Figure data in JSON
* * * * * * *

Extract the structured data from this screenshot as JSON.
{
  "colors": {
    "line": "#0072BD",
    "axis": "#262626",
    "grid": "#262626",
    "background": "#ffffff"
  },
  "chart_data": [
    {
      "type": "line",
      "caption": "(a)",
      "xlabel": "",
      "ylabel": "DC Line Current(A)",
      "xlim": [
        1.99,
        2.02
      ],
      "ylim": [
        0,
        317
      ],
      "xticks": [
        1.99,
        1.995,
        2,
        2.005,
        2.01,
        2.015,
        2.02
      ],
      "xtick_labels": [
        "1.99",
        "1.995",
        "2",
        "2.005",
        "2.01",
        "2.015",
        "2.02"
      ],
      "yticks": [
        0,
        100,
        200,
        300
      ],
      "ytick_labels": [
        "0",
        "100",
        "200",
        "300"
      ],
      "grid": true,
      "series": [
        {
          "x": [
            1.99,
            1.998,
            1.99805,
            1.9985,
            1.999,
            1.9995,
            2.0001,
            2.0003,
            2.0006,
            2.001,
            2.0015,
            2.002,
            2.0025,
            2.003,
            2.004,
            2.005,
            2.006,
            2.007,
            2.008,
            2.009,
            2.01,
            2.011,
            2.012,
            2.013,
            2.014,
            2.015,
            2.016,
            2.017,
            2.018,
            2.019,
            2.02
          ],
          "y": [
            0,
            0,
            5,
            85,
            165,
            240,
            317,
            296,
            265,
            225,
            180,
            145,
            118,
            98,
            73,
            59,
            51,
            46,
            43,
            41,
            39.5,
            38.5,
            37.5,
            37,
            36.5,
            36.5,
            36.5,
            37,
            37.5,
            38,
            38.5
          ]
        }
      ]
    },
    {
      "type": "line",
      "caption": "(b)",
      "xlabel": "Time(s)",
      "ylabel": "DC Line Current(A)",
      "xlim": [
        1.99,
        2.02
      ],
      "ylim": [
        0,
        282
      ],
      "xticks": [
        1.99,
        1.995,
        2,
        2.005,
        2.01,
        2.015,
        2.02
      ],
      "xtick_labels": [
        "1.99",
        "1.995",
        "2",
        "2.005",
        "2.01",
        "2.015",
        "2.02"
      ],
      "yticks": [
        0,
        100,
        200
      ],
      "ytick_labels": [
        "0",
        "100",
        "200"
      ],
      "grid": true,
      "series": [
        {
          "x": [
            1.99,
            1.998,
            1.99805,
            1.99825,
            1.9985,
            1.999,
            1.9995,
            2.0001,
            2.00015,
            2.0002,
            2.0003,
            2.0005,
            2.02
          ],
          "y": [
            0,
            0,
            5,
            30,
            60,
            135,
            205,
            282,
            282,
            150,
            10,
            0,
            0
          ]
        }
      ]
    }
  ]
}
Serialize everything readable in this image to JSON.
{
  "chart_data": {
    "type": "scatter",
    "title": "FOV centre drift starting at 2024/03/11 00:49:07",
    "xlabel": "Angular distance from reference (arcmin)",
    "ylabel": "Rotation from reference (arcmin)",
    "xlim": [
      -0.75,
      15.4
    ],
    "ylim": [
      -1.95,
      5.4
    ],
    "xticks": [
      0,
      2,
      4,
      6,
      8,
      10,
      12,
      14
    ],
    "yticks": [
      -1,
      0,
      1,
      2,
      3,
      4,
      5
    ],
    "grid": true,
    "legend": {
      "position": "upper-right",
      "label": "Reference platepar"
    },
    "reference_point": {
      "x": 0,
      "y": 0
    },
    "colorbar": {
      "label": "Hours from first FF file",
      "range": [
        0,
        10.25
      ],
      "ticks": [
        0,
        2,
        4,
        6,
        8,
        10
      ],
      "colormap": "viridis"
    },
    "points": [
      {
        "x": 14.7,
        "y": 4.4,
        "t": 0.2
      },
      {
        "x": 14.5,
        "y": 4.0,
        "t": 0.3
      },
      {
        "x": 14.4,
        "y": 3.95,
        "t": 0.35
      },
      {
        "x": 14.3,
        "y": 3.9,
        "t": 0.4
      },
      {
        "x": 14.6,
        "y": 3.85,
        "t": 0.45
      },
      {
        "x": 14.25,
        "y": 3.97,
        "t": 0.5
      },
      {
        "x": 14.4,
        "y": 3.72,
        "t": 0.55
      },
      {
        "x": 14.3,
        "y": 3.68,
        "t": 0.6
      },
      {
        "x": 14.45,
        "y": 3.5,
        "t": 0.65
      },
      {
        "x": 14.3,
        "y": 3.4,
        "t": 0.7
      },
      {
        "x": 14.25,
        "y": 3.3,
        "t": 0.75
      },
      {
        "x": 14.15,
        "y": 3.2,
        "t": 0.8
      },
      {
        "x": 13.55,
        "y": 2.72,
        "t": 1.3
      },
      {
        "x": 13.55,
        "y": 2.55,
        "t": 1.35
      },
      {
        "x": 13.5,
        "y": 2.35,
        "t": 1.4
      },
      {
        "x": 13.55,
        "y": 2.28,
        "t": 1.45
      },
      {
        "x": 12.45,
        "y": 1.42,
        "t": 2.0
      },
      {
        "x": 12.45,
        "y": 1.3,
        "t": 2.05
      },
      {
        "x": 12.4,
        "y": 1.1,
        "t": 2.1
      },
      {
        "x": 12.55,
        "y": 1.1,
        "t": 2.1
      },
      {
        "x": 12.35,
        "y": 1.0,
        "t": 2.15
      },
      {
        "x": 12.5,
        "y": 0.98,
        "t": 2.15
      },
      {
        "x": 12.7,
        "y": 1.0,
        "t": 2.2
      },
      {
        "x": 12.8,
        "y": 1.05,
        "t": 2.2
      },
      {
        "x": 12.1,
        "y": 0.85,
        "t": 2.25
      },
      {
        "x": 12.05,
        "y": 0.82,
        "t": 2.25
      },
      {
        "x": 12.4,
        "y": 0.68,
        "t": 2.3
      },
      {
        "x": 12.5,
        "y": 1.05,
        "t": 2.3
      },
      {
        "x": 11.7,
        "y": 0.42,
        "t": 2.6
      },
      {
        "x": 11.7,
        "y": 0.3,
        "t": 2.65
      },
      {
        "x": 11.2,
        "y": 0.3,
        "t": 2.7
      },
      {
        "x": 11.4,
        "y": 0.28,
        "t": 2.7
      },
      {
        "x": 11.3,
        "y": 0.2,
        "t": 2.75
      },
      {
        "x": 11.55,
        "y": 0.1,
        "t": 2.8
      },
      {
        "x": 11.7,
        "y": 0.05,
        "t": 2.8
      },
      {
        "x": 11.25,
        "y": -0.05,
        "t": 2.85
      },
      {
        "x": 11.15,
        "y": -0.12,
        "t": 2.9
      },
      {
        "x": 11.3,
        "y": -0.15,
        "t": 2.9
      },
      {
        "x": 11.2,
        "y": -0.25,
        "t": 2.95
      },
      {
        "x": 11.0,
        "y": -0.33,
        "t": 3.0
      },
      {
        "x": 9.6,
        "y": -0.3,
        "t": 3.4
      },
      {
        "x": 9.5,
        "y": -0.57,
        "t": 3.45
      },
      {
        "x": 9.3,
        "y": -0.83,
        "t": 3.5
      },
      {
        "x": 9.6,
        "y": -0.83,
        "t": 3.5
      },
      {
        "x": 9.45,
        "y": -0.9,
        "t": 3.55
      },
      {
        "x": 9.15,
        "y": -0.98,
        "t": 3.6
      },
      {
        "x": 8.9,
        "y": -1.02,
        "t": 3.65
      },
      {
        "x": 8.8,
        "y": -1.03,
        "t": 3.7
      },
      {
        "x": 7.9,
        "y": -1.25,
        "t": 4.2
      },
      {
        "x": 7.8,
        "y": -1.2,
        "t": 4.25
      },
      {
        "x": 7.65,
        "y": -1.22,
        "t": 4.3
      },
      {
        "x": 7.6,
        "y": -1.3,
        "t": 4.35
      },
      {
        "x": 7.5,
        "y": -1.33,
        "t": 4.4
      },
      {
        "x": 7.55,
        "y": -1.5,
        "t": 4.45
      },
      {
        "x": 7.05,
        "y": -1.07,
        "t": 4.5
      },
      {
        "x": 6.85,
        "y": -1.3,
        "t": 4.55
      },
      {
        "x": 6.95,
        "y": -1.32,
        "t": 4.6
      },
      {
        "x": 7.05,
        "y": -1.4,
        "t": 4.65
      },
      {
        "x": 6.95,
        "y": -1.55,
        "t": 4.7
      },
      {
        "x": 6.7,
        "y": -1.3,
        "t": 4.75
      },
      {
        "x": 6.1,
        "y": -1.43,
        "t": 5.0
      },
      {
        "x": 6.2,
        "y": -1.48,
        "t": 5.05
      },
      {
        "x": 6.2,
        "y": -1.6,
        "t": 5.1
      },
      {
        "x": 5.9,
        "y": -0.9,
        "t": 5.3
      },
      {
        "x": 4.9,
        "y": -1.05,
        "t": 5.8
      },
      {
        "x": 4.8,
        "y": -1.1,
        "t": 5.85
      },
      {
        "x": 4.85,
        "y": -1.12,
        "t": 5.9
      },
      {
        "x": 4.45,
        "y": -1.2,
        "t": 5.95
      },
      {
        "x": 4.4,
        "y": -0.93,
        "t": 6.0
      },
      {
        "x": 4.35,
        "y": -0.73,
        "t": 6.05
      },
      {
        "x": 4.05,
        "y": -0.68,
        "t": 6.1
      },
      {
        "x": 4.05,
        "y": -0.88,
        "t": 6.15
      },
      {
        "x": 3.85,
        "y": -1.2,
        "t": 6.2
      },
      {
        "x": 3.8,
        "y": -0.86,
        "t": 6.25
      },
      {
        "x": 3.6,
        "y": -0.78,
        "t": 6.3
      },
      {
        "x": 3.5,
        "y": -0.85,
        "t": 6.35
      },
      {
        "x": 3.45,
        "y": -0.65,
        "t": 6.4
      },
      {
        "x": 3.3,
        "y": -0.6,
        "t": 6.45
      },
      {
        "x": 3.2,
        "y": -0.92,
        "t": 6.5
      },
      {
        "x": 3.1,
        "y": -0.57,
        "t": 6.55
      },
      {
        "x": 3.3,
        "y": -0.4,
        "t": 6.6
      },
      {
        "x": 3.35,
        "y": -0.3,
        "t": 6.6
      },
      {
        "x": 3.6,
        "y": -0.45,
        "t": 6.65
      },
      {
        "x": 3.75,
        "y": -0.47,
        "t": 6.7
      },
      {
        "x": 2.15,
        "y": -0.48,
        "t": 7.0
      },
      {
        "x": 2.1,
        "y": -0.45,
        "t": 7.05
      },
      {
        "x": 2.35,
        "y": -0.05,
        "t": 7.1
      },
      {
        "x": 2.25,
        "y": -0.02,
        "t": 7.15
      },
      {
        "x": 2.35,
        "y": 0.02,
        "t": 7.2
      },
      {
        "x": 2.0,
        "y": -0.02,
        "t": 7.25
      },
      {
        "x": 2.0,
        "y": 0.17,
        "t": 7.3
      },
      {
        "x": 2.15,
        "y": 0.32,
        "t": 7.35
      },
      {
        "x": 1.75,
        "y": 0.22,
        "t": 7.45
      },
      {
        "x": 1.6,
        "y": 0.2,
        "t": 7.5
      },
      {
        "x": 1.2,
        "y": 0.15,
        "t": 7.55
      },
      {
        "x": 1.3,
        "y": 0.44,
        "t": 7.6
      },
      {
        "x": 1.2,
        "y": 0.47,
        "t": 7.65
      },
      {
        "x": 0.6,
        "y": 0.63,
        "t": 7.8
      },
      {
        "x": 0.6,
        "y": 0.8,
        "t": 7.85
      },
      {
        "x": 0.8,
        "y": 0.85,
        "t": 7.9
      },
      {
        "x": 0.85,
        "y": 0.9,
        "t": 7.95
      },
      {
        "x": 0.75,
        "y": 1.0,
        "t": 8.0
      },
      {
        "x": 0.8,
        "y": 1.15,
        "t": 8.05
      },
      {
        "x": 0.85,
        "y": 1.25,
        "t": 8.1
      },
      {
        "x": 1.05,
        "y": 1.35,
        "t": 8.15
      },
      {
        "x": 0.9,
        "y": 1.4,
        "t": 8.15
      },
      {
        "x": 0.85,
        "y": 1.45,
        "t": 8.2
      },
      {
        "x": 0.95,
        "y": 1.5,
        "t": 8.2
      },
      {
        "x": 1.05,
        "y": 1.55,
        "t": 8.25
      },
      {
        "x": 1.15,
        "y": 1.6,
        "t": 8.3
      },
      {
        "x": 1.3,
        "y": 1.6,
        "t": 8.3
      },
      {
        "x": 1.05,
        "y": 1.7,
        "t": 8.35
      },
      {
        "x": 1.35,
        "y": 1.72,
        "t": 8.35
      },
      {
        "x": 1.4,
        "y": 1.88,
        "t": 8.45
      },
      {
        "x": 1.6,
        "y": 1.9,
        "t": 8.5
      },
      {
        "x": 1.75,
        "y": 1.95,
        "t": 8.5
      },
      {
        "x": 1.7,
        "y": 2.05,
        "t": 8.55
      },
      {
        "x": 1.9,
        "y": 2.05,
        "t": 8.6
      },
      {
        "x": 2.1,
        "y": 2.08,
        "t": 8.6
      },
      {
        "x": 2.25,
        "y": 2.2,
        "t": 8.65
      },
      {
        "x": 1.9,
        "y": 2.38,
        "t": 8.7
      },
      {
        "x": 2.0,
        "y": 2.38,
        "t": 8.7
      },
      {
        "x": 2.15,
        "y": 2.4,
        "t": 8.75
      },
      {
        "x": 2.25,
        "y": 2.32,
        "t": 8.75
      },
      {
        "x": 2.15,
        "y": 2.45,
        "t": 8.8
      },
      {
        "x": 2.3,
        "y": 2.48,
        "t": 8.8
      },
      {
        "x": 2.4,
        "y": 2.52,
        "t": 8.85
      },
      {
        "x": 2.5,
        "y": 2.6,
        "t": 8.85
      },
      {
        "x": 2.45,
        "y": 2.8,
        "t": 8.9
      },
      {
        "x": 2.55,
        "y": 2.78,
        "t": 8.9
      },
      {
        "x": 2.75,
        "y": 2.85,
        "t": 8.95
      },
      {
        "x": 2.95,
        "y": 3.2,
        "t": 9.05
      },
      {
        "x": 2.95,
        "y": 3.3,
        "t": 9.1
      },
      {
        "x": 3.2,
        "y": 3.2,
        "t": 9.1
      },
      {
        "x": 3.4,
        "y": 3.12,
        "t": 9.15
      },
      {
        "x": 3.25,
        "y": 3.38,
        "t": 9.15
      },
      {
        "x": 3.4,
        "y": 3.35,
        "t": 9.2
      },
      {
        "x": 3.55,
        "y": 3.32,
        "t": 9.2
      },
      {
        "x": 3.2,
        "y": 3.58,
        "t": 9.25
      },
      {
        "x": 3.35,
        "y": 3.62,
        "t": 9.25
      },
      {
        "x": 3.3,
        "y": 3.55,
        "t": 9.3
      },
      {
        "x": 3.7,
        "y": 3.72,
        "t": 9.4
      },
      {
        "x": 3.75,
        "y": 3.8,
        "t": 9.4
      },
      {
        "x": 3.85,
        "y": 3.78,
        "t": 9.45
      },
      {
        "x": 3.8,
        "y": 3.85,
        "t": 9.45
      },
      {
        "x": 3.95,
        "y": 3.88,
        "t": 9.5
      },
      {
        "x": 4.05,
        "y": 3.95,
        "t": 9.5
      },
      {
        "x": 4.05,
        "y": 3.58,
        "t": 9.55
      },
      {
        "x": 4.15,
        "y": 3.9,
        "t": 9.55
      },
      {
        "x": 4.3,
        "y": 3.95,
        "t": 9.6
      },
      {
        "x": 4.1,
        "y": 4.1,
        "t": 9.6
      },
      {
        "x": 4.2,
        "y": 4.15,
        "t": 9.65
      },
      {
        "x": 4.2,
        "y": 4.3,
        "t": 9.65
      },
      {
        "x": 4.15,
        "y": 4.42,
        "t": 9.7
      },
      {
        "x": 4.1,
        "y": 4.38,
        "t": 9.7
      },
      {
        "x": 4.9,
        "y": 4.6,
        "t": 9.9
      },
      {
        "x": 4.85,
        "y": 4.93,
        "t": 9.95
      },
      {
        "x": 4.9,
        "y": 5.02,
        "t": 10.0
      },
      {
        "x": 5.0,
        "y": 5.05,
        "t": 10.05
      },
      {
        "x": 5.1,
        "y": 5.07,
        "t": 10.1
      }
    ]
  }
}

* * * * * * *

- **Task objective**: Gather up every line in the data above that contains the word "this", copying each one.

- **Response to the exercise**:
Extract the structured data from this screenshot as JSON.
Serialize everything readable in this image to JSON.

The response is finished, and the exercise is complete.